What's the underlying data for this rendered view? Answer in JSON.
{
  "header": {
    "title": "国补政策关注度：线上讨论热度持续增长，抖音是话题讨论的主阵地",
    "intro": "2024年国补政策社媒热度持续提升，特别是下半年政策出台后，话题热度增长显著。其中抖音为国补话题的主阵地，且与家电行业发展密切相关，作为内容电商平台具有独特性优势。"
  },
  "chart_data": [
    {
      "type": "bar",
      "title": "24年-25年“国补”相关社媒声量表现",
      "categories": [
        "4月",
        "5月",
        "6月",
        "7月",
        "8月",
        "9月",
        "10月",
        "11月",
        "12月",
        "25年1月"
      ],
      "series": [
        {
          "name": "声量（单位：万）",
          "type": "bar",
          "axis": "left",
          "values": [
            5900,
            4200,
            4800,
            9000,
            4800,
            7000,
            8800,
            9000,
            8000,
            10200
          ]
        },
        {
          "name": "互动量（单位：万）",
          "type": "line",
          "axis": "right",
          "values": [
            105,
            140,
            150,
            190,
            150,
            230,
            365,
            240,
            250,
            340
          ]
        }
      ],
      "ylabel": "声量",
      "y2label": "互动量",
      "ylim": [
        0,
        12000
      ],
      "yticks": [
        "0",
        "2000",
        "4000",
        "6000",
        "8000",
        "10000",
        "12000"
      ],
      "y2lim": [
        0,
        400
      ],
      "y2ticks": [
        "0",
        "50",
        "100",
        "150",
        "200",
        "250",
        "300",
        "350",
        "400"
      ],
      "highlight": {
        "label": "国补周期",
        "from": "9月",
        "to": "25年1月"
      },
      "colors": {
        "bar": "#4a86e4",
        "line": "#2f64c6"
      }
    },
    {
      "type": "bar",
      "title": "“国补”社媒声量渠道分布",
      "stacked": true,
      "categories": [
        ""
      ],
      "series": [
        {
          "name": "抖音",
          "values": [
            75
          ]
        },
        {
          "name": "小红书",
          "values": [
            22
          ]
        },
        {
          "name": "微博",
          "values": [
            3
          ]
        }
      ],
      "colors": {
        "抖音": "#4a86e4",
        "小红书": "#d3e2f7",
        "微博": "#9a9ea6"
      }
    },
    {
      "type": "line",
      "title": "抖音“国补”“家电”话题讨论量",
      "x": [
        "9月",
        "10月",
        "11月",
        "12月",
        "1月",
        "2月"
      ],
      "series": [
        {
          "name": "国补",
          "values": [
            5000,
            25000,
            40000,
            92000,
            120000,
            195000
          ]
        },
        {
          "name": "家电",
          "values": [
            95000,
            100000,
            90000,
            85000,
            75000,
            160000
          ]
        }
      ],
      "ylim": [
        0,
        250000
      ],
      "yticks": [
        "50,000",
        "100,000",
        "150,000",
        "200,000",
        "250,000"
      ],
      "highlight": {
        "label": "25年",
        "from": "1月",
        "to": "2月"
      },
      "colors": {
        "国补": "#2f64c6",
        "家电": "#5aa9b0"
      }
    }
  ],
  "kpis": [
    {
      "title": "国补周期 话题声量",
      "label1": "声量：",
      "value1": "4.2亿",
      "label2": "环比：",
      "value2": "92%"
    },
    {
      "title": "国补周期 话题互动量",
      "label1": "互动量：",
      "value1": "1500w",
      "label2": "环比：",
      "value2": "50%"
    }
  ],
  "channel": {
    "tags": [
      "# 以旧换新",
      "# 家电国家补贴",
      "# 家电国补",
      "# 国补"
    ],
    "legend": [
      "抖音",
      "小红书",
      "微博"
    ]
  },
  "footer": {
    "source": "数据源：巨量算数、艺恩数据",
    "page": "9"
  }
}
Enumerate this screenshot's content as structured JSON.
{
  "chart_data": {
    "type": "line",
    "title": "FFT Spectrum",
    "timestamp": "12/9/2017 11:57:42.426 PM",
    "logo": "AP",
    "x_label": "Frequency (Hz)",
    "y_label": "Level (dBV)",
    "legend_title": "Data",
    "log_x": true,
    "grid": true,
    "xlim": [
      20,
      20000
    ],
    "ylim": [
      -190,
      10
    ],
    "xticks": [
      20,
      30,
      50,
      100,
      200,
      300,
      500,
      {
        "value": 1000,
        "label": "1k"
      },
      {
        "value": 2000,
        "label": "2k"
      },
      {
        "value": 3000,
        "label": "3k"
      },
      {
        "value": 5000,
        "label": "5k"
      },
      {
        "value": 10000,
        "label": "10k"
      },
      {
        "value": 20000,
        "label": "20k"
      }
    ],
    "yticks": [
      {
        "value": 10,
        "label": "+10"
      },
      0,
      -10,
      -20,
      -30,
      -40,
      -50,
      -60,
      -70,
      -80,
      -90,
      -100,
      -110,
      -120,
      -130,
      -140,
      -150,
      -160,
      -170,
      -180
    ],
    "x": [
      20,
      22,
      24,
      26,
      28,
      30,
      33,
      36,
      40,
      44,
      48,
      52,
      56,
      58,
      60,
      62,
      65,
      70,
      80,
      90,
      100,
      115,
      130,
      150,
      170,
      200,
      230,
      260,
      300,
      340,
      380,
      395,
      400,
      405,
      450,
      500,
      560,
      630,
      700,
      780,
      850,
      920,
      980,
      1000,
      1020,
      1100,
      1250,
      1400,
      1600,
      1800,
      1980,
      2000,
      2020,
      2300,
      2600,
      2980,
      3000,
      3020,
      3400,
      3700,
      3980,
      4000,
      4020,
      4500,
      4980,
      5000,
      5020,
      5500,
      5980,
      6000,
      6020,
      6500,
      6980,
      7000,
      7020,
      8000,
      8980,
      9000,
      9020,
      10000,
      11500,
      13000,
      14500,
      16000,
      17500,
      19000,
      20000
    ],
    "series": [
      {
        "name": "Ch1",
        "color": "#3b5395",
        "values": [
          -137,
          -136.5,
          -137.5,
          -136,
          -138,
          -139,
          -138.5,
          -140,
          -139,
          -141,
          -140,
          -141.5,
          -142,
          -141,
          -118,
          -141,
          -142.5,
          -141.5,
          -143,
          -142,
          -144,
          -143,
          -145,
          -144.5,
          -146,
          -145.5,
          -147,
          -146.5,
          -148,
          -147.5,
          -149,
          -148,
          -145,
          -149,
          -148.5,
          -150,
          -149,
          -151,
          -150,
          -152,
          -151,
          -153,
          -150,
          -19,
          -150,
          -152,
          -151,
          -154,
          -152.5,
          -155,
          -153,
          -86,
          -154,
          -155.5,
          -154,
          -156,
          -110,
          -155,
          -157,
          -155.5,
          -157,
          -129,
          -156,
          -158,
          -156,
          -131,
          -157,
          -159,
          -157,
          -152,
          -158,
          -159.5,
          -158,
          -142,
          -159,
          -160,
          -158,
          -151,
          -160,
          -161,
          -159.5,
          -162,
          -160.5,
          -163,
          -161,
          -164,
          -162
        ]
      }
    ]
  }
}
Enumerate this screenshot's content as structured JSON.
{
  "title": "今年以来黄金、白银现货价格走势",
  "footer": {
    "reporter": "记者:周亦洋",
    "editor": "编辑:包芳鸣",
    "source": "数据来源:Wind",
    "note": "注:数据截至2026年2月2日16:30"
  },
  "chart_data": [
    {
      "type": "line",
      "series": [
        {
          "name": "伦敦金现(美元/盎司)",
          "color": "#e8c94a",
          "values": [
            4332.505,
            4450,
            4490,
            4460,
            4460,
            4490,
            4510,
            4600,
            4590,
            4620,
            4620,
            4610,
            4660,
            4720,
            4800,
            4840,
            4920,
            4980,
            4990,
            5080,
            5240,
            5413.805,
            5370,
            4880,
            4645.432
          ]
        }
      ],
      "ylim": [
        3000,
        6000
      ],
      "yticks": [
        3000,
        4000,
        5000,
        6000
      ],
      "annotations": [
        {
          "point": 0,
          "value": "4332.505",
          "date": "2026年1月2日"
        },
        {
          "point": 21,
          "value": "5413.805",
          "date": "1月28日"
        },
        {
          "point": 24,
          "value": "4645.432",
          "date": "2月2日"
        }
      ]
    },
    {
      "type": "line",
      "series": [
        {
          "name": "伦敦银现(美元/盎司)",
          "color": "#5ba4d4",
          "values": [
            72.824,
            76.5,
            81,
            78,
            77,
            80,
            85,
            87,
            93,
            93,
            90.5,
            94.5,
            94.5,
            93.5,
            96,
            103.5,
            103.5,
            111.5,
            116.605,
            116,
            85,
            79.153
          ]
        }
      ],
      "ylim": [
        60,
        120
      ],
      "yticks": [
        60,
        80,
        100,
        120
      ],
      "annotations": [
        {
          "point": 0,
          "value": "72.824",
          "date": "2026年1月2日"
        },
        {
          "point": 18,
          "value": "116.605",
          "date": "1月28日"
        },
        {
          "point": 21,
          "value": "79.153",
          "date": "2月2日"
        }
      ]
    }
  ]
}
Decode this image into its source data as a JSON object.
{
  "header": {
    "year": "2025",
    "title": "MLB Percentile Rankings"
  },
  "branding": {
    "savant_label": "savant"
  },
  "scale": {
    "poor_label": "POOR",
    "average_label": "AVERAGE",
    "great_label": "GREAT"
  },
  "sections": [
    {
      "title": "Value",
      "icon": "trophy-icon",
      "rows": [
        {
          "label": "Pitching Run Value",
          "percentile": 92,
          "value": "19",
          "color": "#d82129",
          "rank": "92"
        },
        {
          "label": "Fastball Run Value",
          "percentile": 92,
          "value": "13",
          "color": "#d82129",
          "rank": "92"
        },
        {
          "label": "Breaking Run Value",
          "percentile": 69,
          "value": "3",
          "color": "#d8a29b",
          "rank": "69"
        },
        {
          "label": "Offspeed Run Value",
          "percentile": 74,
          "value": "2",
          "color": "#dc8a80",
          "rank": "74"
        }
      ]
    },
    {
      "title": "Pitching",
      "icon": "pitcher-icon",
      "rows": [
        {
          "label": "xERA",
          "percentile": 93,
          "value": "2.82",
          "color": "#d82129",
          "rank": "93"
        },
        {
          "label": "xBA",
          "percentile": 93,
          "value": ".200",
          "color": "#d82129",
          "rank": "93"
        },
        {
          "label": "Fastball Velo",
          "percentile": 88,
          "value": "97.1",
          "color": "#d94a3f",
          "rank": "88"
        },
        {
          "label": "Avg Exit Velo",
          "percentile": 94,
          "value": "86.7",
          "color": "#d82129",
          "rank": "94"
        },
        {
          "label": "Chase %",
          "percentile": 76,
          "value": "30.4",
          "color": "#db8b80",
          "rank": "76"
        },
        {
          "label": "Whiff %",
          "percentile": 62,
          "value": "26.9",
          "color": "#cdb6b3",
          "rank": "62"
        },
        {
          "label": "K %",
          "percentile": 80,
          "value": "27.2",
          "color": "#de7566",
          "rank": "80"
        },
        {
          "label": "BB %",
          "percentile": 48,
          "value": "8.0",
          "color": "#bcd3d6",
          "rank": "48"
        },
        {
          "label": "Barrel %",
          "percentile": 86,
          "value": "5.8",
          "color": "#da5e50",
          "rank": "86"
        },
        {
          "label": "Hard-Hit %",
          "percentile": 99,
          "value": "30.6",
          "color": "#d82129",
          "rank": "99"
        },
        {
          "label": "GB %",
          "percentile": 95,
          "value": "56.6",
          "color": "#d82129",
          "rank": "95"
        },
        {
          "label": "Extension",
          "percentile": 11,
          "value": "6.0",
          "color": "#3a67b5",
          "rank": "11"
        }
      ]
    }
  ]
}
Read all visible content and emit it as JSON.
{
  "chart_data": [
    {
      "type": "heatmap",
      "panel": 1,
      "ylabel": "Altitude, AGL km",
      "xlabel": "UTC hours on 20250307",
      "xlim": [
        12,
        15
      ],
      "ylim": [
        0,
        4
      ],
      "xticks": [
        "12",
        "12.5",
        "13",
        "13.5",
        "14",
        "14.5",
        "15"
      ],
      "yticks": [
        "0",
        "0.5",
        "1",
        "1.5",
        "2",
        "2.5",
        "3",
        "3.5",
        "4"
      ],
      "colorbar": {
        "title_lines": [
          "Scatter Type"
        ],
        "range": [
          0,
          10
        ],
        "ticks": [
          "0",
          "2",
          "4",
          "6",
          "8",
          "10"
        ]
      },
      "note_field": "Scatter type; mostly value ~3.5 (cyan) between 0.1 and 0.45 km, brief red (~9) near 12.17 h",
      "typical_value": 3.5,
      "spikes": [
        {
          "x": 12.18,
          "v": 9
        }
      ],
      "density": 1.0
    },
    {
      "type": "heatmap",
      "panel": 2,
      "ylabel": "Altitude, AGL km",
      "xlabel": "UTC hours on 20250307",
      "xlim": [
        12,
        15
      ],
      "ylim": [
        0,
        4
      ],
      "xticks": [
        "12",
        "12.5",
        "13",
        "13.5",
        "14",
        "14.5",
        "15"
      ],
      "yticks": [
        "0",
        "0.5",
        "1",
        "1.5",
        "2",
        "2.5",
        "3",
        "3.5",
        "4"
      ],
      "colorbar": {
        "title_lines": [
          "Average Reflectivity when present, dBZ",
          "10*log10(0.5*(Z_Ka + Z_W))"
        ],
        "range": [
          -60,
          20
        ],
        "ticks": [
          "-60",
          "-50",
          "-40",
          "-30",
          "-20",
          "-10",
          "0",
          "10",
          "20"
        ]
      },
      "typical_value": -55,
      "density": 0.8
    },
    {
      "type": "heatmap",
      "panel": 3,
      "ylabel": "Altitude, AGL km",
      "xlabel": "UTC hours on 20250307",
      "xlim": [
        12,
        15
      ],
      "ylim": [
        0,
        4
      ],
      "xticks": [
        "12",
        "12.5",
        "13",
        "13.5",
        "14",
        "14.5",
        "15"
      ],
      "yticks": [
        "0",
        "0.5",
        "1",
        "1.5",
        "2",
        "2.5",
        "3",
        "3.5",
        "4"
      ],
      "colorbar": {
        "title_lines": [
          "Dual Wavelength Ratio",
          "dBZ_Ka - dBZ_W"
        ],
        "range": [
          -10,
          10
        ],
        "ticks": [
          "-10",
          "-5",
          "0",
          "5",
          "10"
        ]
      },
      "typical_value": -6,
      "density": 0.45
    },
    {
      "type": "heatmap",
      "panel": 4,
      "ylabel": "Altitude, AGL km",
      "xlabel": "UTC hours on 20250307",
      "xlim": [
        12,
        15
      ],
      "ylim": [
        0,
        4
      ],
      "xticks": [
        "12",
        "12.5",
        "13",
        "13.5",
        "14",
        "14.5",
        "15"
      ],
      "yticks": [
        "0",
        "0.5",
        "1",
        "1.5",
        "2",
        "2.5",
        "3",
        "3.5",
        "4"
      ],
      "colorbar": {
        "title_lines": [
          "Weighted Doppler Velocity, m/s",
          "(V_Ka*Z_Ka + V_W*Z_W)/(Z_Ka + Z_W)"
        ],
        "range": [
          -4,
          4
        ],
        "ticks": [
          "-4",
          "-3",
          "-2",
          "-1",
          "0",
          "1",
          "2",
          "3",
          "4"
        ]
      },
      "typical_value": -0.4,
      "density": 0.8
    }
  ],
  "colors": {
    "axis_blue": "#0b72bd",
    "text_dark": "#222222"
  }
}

====

> [Challenge]
Search the material above for "国补周期". Pull out each line where it shows up.

> [Finished answer]
        "label": "国补周期",
      "title": "国补周期 话题声量",
      "title": "国补周期 话题互动量",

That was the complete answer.